** Begin SUPPLIED INFORMATION **

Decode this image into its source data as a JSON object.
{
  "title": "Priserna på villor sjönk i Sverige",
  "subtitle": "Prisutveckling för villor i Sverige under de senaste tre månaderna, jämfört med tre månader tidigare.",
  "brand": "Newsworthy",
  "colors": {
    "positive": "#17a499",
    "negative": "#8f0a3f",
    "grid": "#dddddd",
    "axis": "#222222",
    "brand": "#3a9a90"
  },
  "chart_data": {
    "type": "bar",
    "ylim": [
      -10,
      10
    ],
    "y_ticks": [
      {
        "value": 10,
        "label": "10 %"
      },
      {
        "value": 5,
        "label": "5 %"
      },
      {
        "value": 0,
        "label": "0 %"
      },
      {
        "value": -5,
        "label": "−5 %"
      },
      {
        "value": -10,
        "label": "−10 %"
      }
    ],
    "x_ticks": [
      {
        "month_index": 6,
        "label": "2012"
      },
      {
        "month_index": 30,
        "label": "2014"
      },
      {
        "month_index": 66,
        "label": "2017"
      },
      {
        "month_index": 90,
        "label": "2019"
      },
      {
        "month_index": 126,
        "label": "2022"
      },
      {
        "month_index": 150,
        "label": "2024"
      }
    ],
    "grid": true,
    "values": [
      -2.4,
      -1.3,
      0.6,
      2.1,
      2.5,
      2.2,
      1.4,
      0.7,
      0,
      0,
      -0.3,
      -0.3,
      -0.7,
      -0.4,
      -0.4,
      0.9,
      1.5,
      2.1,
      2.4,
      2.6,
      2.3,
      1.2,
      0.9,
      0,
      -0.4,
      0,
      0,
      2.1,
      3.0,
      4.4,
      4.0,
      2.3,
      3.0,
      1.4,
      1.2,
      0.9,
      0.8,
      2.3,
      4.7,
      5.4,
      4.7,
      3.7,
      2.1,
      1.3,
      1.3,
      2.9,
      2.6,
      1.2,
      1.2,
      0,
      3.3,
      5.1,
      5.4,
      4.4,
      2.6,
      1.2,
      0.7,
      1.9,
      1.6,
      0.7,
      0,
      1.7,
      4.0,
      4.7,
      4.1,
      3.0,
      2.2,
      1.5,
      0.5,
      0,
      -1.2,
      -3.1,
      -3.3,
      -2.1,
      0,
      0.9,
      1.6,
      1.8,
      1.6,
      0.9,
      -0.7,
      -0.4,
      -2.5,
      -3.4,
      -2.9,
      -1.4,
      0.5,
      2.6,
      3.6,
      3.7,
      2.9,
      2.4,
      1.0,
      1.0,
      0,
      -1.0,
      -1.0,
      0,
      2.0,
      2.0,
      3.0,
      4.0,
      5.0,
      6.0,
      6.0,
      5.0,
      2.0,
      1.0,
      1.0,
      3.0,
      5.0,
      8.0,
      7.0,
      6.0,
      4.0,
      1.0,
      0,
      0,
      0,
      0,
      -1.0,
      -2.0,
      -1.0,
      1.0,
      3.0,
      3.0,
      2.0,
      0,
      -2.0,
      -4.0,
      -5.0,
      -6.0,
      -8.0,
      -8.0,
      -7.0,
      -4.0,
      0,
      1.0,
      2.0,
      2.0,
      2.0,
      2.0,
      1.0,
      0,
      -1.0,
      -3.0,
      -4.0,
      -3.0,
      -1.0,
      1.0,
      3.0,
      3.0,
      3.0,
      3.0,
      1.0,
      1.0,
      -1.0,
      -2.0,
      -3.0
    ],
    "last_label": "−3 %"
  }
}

** End SUPPLIED INFORMATION **

» **STATED EXERCISE**
Using the data above, repeat every line exactly.

» **WRITTEN ANSWER**
Decode this image into its source data as a JSON object.
{
  "title": "Priserna på villor sjönk i Sverige",
  "subtitle": "Prisutveckling för villor i Sverige under de senaste tre månaderna, jämfört med tre månader tidigare.",
  "brand": "Newsworthy",
  "colors": {
    "positive": "#17a499",
    "negative": "#8f0a3f",
    "grid": "#dddddd",
    "axis": "#222222",
    "brand": "#3a9a90"
  },
  "chart_data": {
    "type": "bar",
    "ylim": [
      -10,
      10
    ],
    "y_ticks": [
      {
        "value": 10,
        "label": "10 %"
      },
      {
        "value": 5,
        "label": "5 %"
      },
      {
        "value": 0,
        "label": "0 %"
      },
      {
        "value": -5,
        "label": "−5 %"
      },
      {
        "value": -10,
        "label": "−10 %"
      }
    ],
    "x_ticks": [
      {
        "month_index": 6,
        "label": "2012"
      },
      {
        "month_index": 30,
        "label": "2014"
      },
      {
        "month_index": 66,
        "label": "2017"
      },
      {
        "month_index": 90,
        "label": "2019"
      },
      {
        "month_index": 126,
        "label": "2022"
      },
      {
        "month_index": 150,
        "label": "2024"
      }
    ],
    "grid": true,
    "values": [
      -2.4,
      -1.3,
      0.6,
      2.1,
      2.5,
      2.2,
      1.4,
      0.7,
      0,
      0,
      -0.3,
      -0.3,
      -0.7,
      -0.4,
      -0.4,
      0.9,
      1.5,
      2.1,
      2.4,
      2.6,
      2.3,
      1.2,
      0.9,
      0,
      -0.4,
      0,
      0,
      2.1,
      3.0,
      4.4,
      4.0,
      2.3,
      3.0,
      1.4,
      1.2,
      0.9,
      0.8,
      2.3,
      4.7,
      5.4,
      4.7,
      3.7,
      2.1,
      1.3,
      1.3,
      2.9,
      2.6,
      1.2,
      1.2,
      0,
      3.3,
      5.1,
      5.4,
      4.4,
      2.6,
      1.2,
      0.7,
      1.9,
      1.6,
      0.7,
      0,
      1.7,
      4.0,
      4.7,
      4.1,
      3.0,
      2.2,
      1.5,
      0.5,
      0,
      -1.2,
      -3.1,
      -3.3,
      -2.1,
      0,
      0.9,
      1.6,
      1.8,
      1.6,
      0.9,
      -0.7,
      -0.4,
      -2.5,
      -3.4,
      -2.9,
      -1.4,
      0.5,
      2.6,
      3.6,
      3.7,
      2.9,
      2.4,
      1.0,
      1.0,
      0,
      -1.0,
      -1.0,
      0,
      2.0,
      2.0,
      3.0,
      4.0,
      5.0,
      6.0,
      6.0,
      5.0,
      2.0,
      1.0,
      1.0,
      3.0,
      5.0,
      8.0,
      7.0,
      6.0,
      4.0,
      1.0,
      0,
      0,
      0,
      0,
      -1.0,
      -2.0,
      -1.0,
      1.0,
      3.0,
      3.0,
      2.0,
      0,
      -2.0,
      -4.0,
      -5.0,
      -6.0,
      -8.0,
      -8.0,
      -7.0,
      -4.0,
      0,
      1.0,
      2.0,
      2.0,
      2.0,
      2.0,
      1.0,
      0,
      -1.0,
      -3.0,
      -4.0,
      -3.0,
      -1.0,
      1.0,
      3.0,
      3.0,
      3.0,
      3.0,
      1.0,
      1.0,
      -1.0,
      -2.0,
      -3.0
    ],
    "last_label": "−3 %"
  }
}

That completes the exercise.